*Tarefa a*:
Transcreva literalmente o trecho do artigo sobre gratidão que vai de "Temos diversos motivos" até "entre as pessoas.", inclusive.

*Bloco de texto*:

----

Artigo - Adeus ingrata ingratidão

10 de Oct / 2022 às 23h00 | Espaço do Leitor

Temos diversos motivos para agradecer as coisas boas que recebemos na vida e costuma-se render graças pela oportunidade de existir e evoluir. Acordar, dormir, levantar com saúde são benefícios extraordinários para os seres humanos. Entretanto, entende-se que a virtude, chamada gratidão, está fora de moda, porque o sentimento de ingratidão permanece enraizado na espécie humana deixando nítido traições e profunda incapacidade de experimentar sentimento de afeição pelas dádivas adquiridas. Isso evidencia grandes desafios inerentes ao reconhecimento daquilo que se recebe e a importância de cumplicidade entre as pessoas.

Etimologicamente a palavra gratidão, que deriva do latim, é traduzida como estar agradecido ou ser grato. O Dicionário Brasileiro da Língua Portuguesa - Michaelis define que gratidão é o "sentimento experimentado por uma pessoa em relação a alguém que lhe concedeu algum favor". O conceito de gratidão ainda é mal compreendido pelas pessoas onde é comum considerarem “obrigado” e “gratidão” sinônimos.

----

*Linhas*:
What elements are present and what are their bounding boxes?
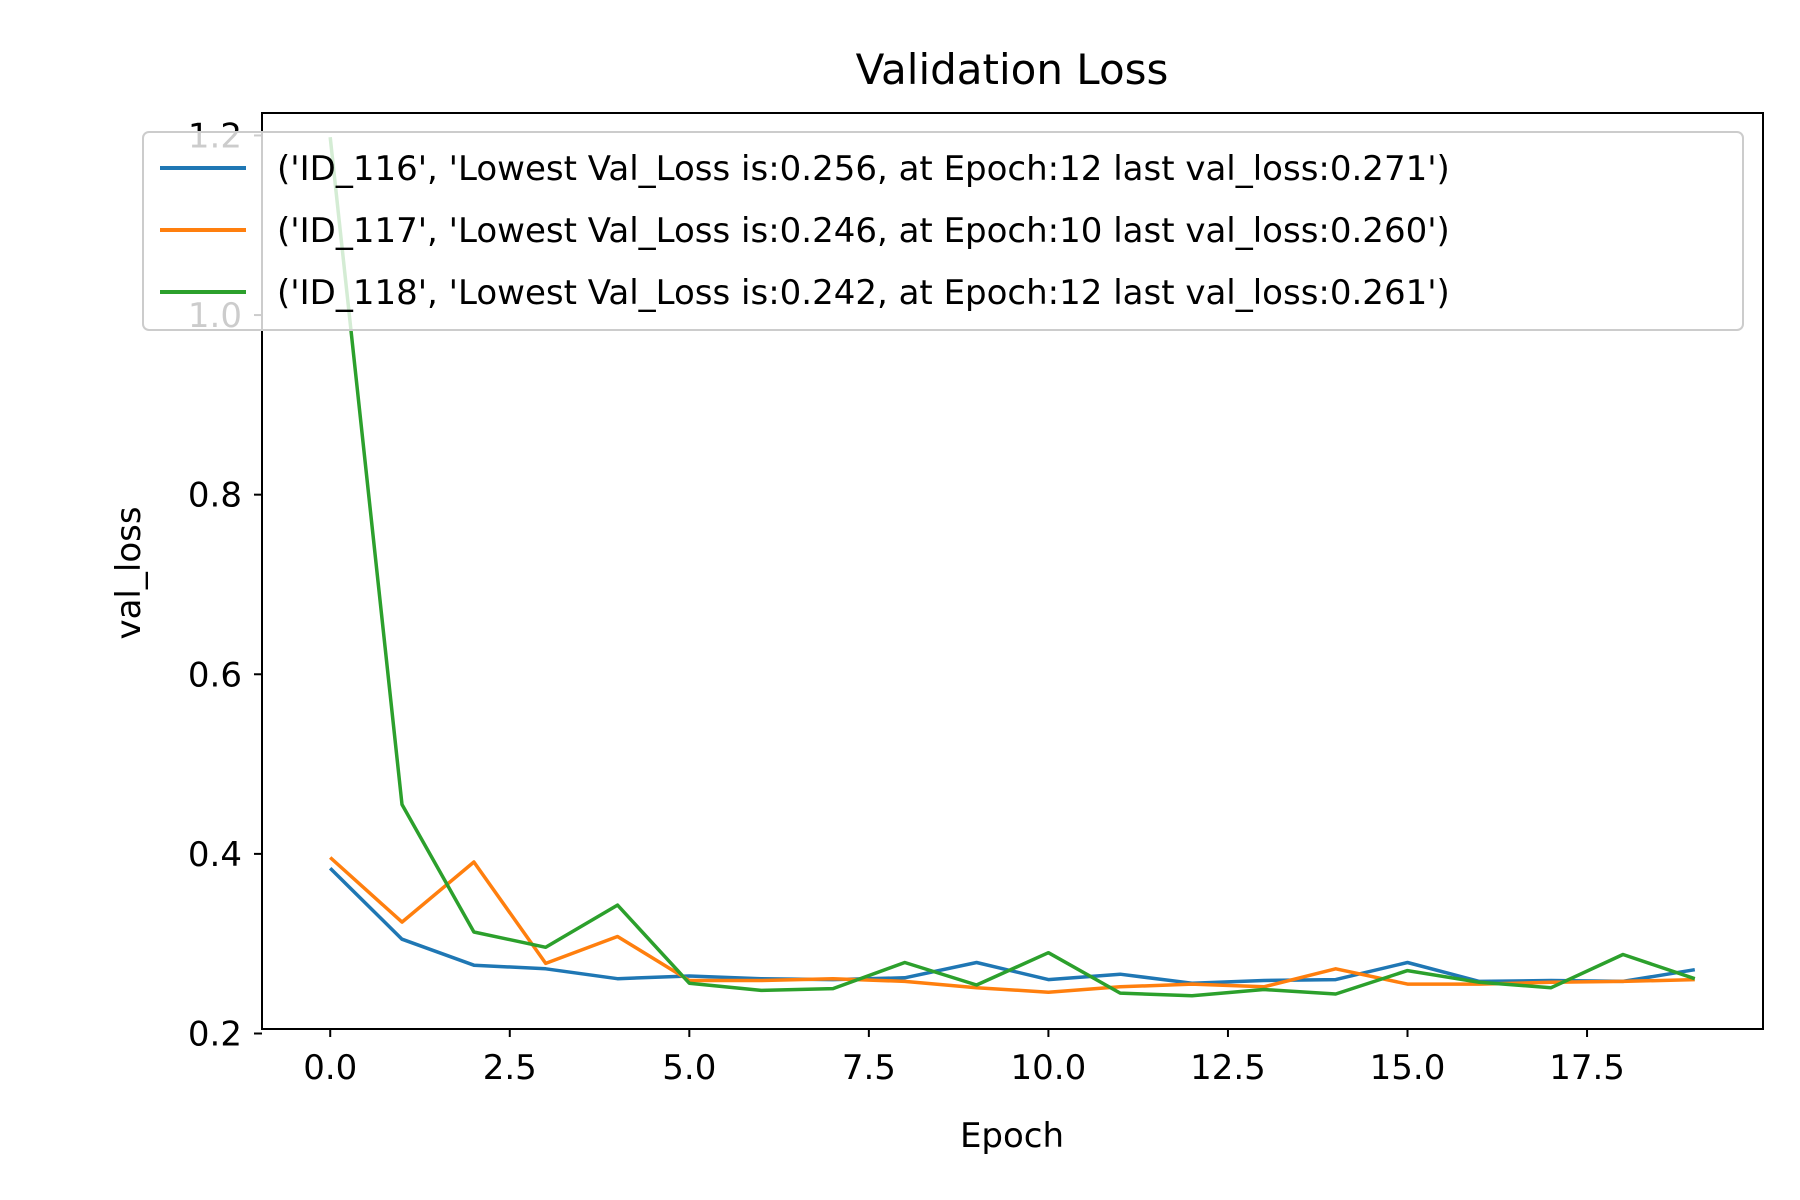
y-tick-label: 0.8 <box>188 476 242 516</box>
x-tick-label: 0.0 <box>303 1048 357 1088</box>
x-tick-label: 7.5 <box>842 1048 896 1088</box>
x-tick-label: 5.0 <box>662 1048 716 1088</box>
y-tick-label: 0.2 <box>188 1014 242 1054</box>
x-tick-label: 12.5 <box>1190 1048 1266 1088</box>
y-tick-label: 0.4 <box>188 835 242 875</box>
legend-label: ('ID_117', 'Lowest Val_Loss is:0.246, at… <box>277 211 1450 251</box>
chart-title: Validation Loss <box>856 45 1169 94</box>
series-line-2 <box>329 856 1695 994</box>
legend: ('ID_116', 'Lowest Val_Loss is:0.256, at… <box>142 131 1744 331</box>
y-tick-label: 0.6 <box>188 655 242 695</box>
x-axis-label: Epoch <box>960 1116 1064 1156</box>
series-line-3 <box>328 137 1696 998</box>
legend-label: ('ID_118', 'Lowest Val_Loss is:0.242, at… <box>277 273 1450 313</box>
legend-label: ('ID_116', 'Lowest Val_Loss is:0.256, at… <box>277 149 1450 189</box>
y-axis-label: val_loss <box>109 506 149 639</box>
x-tick-label: 15.0 <box>1370 1048 1446 1088</box>
series-line-1 <box>328 867 1696 985</box>
plot-area: 0.0 2.5 5.0 7.5 10.0 12.5 15.0 17.5 0.2 0.4 0.6 0.8… <box>188 112 1764 1088</box>
legend-box <box>142 131 1744 331</box>
axes-frame <box>261 112 1764 1030</box>
x-tick-label: 17.5 <box>1549 1048 1625 1088</box>
x-tick-label: 10.0 <box>1011 1048 1087 1088</box>
x-tick-label: 2.5 <box>483 1048 537 1088</box>
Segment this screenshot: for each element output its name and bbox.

----

*Tarefa b*:
Cite sem alterações as linhas da listagem que vão da linha com "y-tick-label: 0.8 <box>188 476 242 516</box>" até a linha com "y-tick-label: 0.2 <box>188", ambas incluídas.

*Resposta completa a*:
Temos diversos motivos para agradecer as coisas boas que recebemos na vida e costuma-se render graças pela oportunidade de existir e evoluir. Acordar, dormir, levantar com saúde são benefícios extraordinários para os seres humanos. Entretanto, entende-se que a virtude, chamada gratidão, está fora de moda, porque o sentimento de ingratidão permanece enraizado na espécie humana deixando nítido traições e profunda incapacidade de experimentar sentimento de afeição pelas dádivas adquiridas. Isso evidencia grandes desafios inerentes ao reconhecimento daquilo que se recebe e a importância de cumplicidade entre as pessoas.

*Resposta completa b*:
y-tick-label: 0.8 <box>188 476 242 516</box>
x-tick-label: 0.0 <box>303 1048 357 1088</box>
x-tick-label: 7.5 <box>842 1048 896 1088</box>
x-tick-label: 5.0 <box>662 1048 716 1088</box>
y-tick-label: 0.2 <box>188 1014 242 1054</box>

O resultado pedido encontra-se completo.